Task instructions:
Every entry must be given again exactly.

### Dataset

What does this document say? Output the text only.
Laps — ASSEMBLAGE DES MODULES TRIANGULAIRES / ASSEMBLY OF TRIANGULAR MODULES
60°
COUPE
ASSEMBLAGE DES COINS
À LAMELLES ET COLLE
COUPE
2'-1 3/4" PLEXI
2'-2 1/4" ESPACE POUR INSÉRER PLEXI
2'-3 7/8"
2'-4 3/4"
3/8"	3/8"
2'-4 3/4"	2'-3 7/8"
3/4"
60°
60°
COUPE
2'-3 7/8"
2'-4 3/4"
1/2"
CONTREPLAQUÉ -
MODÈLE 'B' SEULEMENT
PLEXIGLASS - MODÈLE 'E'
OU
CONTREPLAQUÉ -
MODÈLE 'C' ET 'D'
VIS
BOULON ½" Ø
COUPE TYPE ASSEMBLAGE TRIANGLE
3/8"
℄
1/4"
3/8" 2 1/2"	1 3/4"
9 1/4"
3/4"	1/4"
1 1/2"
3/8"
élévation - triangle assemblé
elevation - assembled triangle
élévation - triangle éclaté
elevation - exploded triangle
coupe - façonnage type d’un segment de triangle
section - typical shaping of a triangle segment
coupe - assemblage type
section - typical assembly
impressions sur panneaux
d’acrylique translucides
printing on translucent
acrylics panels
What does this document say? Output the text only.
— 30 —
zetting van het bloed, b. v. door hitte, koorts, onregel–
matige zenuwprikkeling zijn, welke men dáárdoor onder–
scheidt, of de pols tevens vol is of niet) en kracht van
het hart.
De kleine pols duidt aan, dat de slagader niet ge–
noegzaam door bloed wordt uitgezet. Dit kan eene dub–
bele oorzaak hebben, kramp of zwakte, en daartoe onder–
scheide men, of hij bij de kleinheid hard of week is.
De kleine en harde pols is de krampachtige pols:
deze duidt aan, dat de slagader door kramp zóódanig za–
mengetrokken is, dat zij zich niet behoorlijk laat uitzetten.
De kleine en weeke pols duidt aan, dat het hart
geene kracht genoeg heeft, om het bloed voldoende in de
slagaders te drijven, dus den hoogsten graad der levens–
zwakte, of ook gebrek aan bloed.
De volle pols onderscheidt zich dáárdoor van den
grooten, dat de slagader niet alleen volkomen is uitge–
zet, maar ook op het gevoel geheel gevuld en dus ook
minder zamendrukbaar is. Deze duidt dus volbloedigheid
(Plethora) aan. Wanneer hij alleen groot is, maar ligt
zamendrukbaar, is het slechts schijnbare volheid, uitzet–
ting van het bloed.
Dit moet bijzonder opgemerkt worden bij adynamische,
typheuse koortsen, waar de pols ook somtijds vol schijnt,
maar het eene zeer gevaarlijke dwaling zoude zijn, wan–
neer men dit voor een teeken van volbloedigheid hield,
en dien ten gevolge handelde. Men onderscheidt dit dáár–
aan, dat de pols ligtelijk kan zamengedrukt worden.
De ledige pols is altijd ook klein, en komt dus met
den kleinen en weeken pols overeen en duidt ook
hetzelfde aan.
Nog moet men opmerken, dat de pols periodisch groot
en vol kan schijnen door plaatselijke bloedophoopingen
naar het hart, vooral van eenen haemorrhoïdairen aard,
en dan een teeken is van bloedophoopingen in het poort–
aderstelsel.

######

Full output:
What does this document say? Output the text only.
Laps — ASSEMBLAGE DES MODULES TRIANGULAIRES / ASSEMBLY OF TRIANGULAR MODULES
60°
COUPE
ASSEMBLAGE DES COINS
À LAMELLES ET COLLE
COUPE
2'-1 3/4" PLEXI
2'-2 1/4" ESPACE POUR INSÉRER PLEXI
2'-3 7/8"
2'-4 3/4"
3/8"	3/8"
2'-4 3/4"	2'-3 7/8"
3/4"
60°
60°
COUPE
2'-3 7/8"
2'-4 3/4"
1/2"
CONTREPLAQUÉ -
MODÈLE 'B' SEULEMENT
PLEXIGLASS - MODÈLE 'E'
OU
CONTREPLAQUÉ -
MODÈLE 'C' ET 'D'
VIS
BOULON ½" Ø
COUPE TYPE ASSEMBLAGE TRIANGLE
3/8"
℄
1/4"
3/8" 2 1/2"	1 3/4"
9 1/4"
3/4"	1/4"
1 1/2"
3/8"
élévation - triangle assemblé
elevation - assembled triangle
élévation - triangle éclaté
elevation - exploded triangle
coupe - façonnage type d’un segment de triangle
section - typical shaping of a triangle segment
coupe - assemblage type
section - typical assembly
impressions sur panneaux
d’acrylique translucides
printing on translucent
acrylics panels
What does this document say? Output the text only.
— 30 —
zetting van het bloed, b. v. door hitte, koorts, onregel–
matige zenuwprikkeling zijn, welke men dáárdoor onder–
scheidt, of de pols tevens vol is of niet) en kracht van
het hart.
De kleine pols duidt aan, dat de slagader niet ge–
noegzaam door bloed wordt uitgezet. Dit kan eene dub–
bele oorzaak hebben, kramp of zwakte, en daartoe onder–
scheide men, of hij bij de kleinheid hard of week is.
De kleine en harde pols is de krampachtige pols:
deze duidt aan, dat de slagader door kramp zóódanig za–
mengetrokken is, dat zij zich niet behoorlijk laat uitzetten.
De kleine en weeke pols duidt aan, dat het hart
geene kracht genoeg heeft, om het bloed voldoende in de
slagaders te drijven, dus den hoogsten graad der levens–
zwakte, of ook gebrek aan bloed.
De volle pols onderscheidt zich dáárdoor van den
grooten, dat de slagader niet alleen volkomen is uitge–
zet, maar ook op het gevoel geheel gevuld en dus ook
minder zamendrukbaar is. Deze duidt dus volbloedigheid
(Plethora) aan. Wanneer hij alleen groot is, maar ligt
zamendrukbaar, is het slechts schijnbare volheid, uitzet–
ting van het bloed.
Dit moet bijzonder opgemerkt worden bij adynamische,
typheuse koortsen, waar de pols ook somtijds vol schijnt,
maar het eene zeer gevaarlijke dwaling zoude zijn, wan–
neer men dit voor een teeken van volbloedigheid hield,
en dien ten gevolge handelde. Men onderscheidt dit dáár–
aan, dat de pols ligtelijk kan zamengedrukt worden.
De ledige pols is altijd ook klein, en komt dus met
den kleinen en weeken pols overeen en duidt ook
hetzelfde aan.
Nog moet men opmerken, dat de pols periodisch groot
en vol kan schijnen door plaatselijke bloedophoopingen
naar het hart, vooral van eenen haemorrhoïdairen aard,
en dan een teeken is van bloedophoopingen in het poort–
aderstelsel.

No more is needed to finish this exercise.